» EXERCISE
Lines containing the string "fallback" are to be collected in full.

* start *

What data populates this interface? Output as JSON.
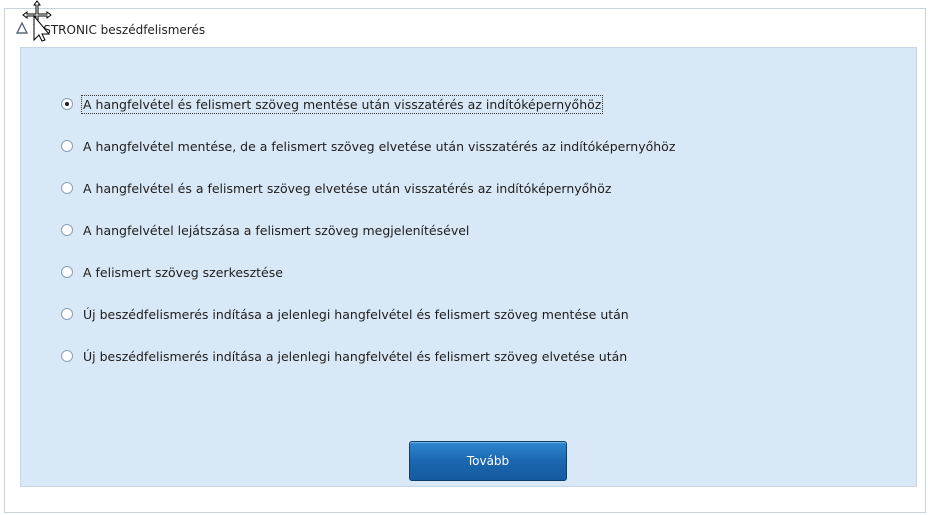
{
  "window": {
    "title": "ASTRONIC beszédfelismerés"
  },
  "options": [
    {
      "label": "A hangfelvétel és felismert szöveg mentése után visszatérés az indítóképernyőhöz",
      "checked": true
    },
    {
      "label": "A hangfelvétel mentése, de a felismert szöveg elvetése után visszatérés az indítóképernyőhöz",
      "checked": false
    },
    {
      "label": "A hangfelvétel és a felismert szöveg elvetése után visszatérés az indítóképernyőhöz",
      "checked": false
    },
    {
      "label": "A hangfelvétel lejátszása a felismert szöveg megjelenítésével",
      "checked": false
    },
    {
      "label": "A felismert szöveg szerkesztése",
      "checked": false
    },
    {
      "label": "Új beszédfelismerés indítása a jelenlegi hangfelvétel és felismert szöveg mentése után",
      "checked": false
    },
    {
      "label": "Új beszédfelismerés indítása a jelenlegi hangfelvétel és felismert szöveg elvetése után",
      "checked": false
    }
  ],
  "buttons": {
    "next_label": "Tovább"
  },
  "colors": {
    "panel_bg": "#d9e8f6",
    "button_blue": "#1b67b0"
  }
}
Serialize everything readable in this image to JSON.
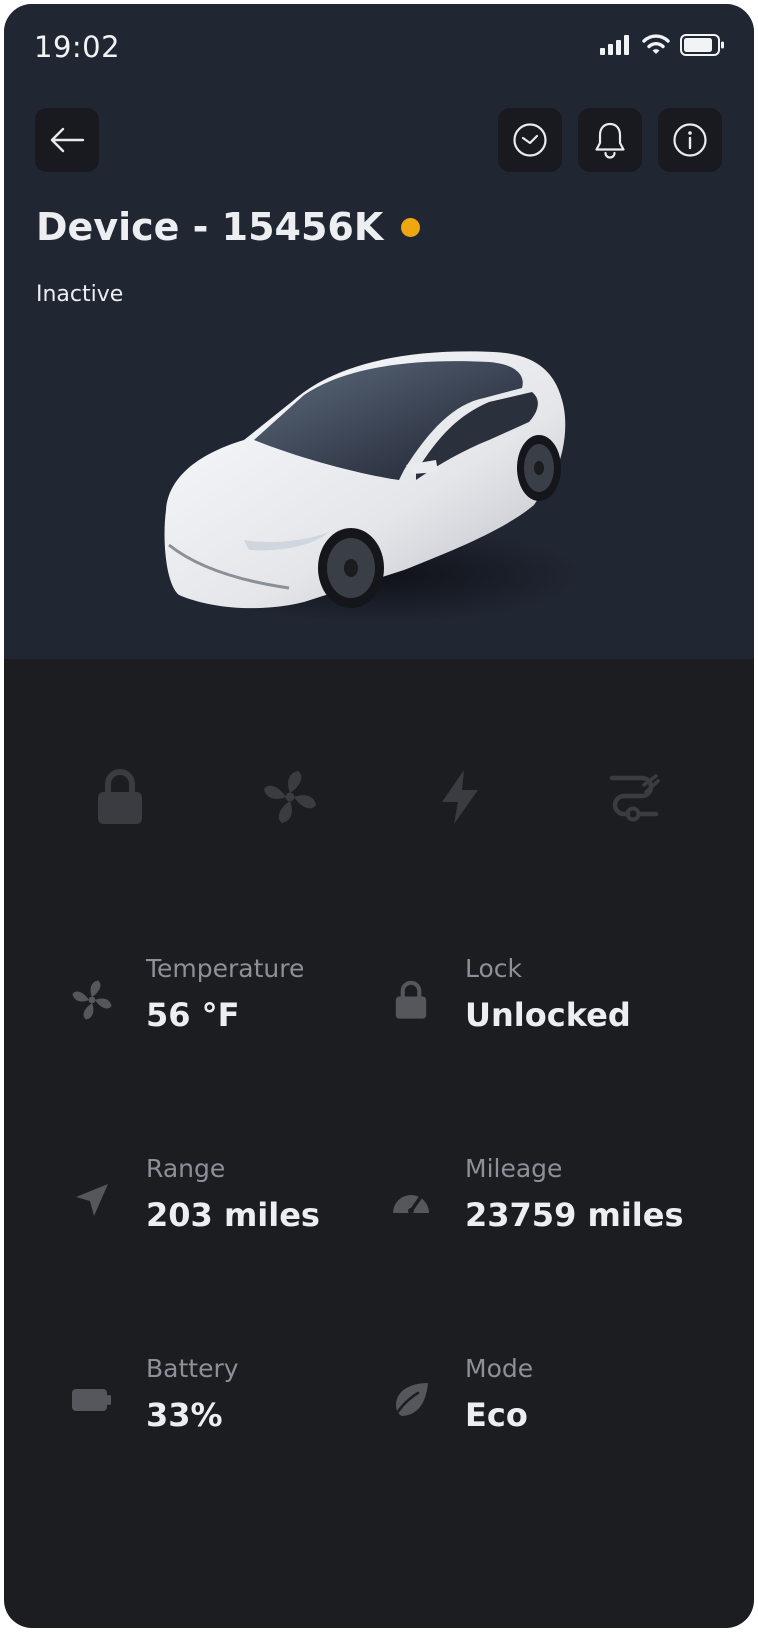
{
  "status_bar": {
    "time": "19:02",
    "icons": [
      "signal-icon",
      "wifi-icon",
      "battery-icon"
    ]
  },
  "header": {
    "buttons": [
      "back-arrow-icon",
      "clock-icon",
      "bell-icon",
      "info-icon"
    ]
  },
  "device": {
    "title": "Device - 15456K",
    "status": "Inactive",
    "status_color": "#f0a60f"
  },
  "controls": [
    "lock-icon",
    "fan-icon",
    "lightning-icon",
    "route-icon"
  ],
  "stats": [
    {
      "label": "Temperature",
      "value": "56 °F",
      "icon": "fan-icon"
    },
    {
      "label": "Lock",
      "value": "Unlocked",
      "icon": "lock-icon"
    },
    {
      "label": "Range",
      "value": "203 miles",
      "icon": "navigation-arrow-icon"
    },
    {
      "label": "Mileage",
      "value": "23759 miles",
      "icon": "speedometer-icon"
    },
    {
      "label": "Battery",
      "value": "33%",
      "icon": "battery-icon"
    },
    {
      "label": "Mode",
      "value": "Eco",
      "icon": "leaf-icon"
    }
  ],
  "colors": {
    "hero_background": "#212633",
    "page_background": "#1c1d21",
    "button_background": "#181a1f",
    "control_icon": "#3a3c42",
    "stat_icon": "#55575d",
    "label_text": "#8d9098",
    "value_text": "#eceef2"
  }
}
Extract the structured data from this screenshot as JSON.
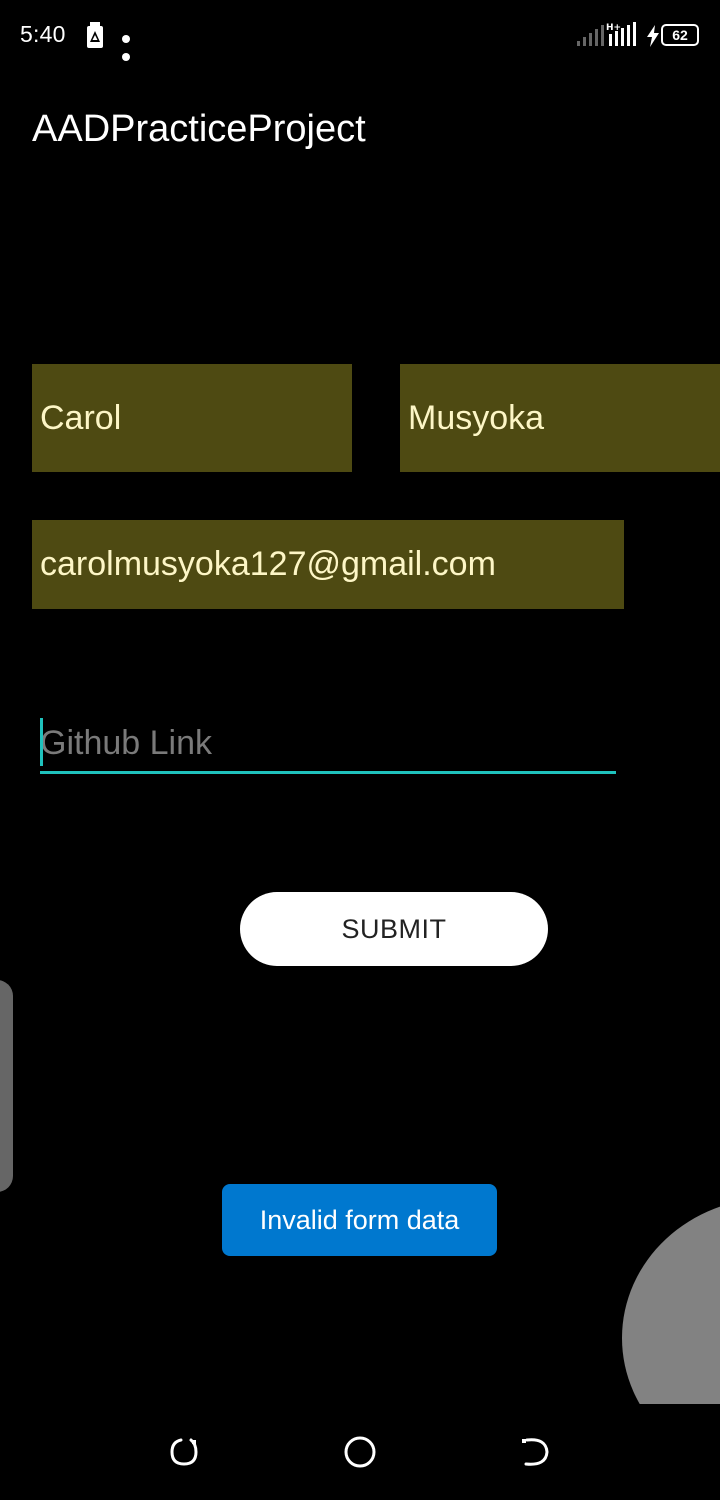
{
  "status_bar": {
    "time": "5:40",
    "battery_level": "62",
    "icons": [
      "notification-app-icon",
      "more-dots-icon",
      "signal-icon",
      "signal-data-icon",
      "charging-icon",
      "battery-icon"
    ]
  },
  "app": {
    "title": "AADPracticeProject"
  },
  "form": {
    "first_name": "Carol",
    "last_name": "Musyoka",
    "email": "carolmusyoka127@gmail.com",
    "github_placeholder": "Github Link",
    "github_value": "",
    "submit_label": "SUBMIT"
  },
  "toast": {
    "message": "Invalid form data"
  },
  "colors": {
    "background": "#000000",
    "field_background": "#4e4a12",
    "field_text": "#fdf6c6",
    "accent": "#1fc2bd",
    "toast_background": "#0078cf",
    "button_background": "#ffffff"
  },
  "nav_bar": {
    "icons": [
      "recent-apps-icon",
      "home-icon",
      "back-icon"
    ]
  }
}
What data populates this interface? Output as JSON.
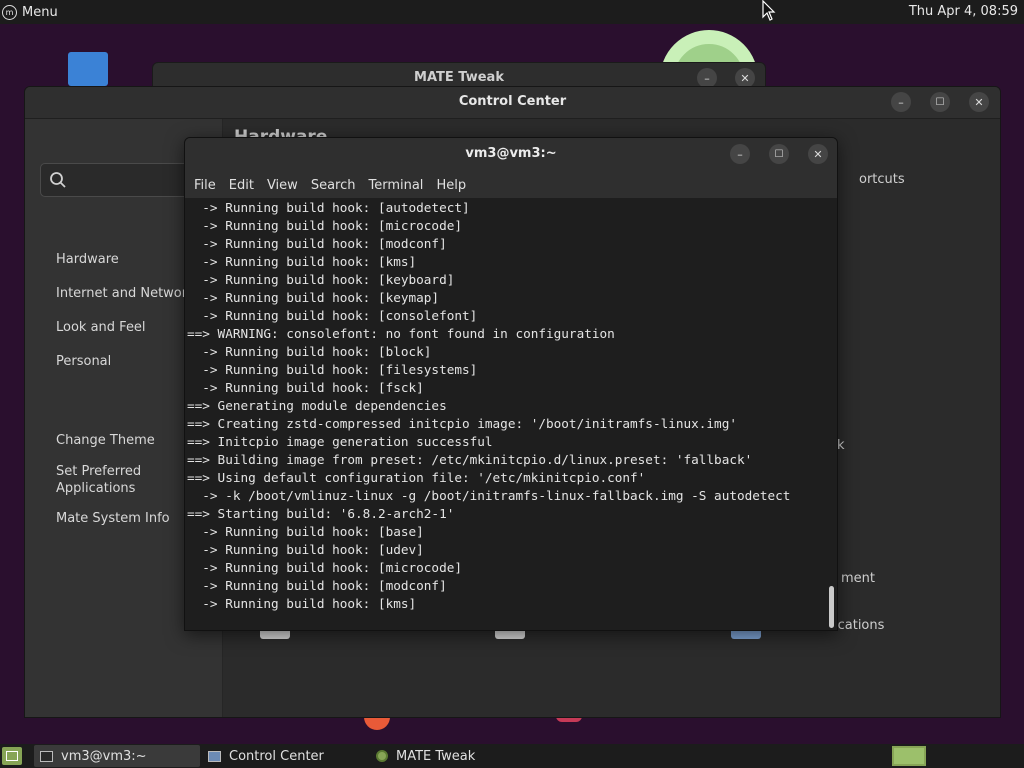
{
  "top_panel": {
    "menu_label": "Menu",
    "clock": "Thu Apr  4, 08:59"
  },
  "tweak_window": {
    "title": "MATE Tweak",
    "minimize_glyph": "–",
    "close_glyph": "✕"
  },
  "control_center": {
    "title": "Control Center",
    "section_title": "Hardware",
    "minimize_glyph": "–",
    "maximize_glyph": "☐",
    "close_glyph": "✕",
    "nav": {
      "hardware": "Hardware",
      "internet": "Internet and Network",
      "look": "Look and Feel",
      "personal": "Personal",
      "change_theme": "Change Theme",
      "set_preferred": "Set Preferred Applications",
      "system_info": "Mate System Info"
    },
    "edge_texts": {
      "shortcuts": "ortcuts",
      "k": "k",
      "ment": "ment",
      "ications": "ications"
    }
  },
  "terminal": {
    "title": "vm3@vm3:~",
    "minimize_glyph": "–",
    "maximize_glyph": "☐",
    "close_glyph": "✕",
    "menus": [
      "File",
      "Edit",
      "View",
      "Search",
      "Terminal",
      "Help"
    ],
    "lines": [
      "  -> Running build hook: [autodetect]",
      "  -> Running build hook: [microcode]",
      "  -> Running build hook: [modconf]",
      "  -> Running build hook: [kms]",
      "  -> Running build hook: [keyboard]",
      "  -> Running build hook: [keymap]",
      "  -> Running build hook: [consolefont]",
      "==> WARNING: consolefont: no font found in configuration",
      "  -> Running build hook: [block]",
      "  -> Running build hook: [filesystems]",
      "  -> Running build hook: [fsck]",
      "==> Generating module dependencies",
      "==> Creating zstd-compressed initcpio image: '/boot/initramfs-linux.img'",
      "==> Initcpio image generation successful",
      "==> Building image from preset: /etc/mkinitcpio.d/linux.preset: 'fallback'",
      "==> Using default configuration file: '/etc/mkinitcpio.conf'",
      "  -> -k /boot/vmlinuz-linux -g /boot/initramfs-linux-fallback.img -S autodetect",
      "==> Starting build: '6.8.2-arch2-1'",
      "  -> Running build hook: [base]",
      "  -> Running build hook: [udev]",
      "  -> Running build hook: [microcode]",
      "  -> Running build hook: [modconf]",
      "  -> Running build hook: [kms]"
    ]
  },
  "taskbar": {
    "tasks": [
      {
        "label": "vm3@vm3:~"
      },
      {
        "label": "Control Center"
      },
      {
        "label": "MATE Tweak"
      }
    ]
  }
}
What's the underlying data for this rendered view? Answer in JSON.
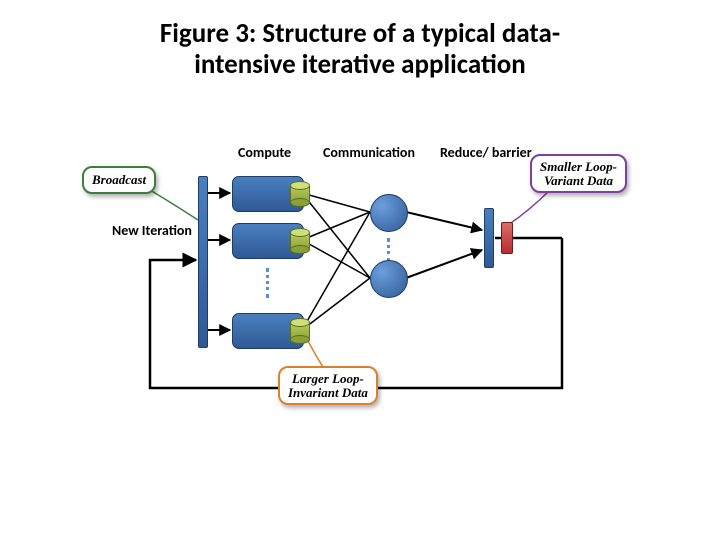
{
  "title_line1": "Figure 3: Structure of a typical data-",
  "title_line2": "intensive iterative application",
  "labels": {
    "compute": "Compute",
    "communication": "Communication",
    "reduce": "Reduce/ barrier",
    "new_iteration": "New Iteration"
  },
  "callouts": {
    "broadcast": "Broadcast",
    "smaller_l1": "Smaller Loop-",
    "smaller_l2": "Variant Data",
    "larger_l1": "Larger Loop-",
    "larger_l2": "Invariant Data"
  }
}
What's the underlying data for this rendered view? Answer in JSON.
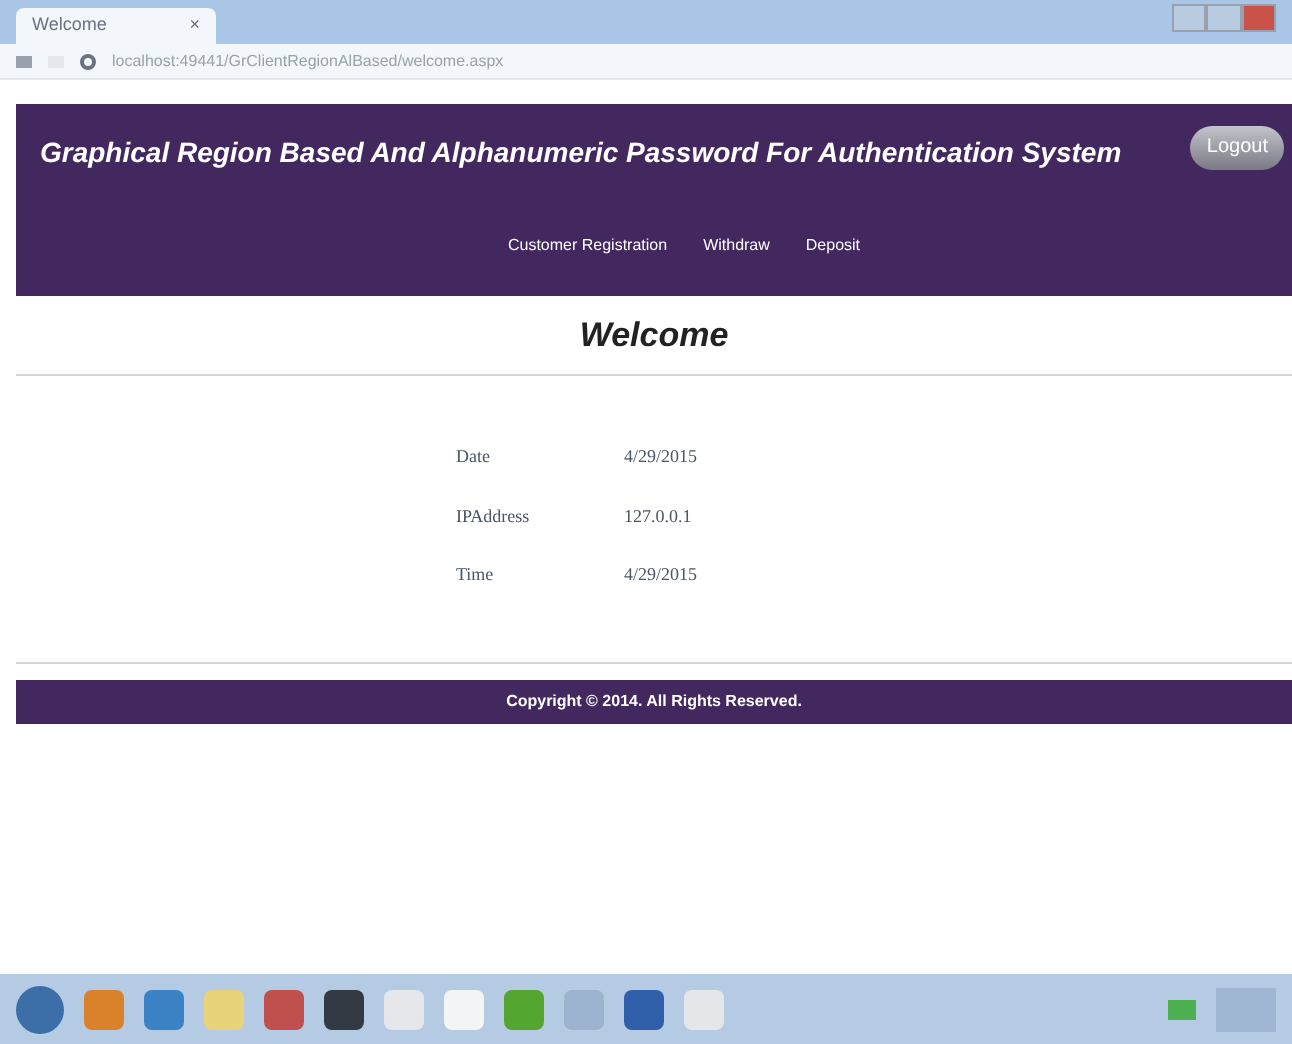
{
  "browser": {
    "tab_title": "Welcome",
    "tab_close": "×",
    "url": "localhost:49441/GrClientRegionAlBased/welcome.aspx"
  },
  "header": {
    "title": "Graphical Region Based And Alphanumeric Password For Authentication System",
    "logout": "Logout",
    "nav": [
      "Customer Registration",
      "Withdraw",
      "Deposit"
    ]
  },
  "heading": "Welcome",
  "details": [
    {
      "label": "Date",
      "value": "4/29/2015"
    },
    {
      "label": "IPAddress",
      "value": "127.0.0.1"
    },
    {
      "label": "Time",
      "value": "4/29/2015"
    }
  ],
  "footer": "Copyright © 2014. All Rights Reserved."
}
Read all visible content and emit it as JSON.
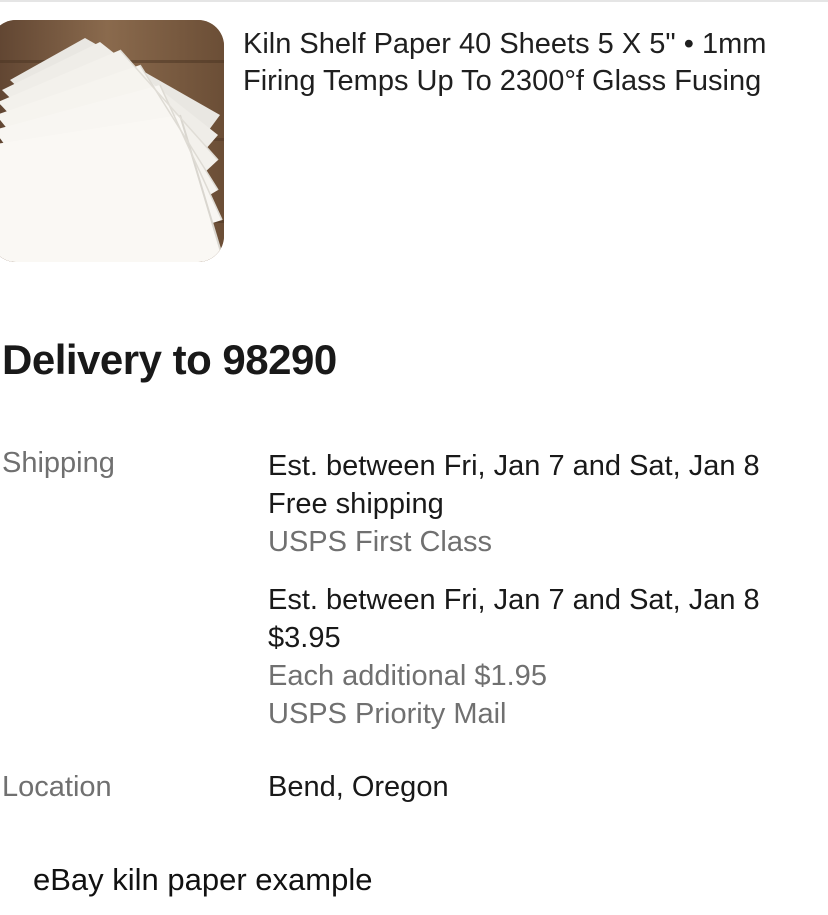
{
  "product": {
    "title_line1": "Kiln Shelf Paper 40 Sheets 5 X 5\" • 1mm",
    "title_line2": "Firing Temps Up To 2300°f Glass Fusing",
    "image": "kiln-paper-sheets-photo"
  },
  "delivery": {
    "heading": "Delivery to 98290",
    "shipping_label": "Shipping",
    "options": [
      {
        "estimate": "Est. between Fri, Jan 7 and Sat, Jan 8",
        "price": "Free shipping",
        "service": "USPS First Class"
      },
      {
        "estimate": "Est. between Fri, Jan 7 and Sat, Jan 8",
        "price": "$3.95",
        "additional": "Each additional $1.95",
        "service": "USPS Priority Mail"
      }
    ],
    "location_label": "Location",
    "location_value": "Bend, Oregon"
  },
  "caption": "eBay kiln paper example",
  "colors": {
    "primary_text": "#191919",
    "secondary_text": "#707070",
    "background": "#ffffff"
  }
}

* end *

» SOLUTION FOR THIS PROBLEM
      "==> Building image from preset: /etc/mkinitcpio.d/linux.preset: 'fallback'",
      "  -> -k /boot/vmlinuz-linux -g /boot/initramfs-linux-fallback.img -S autodetect",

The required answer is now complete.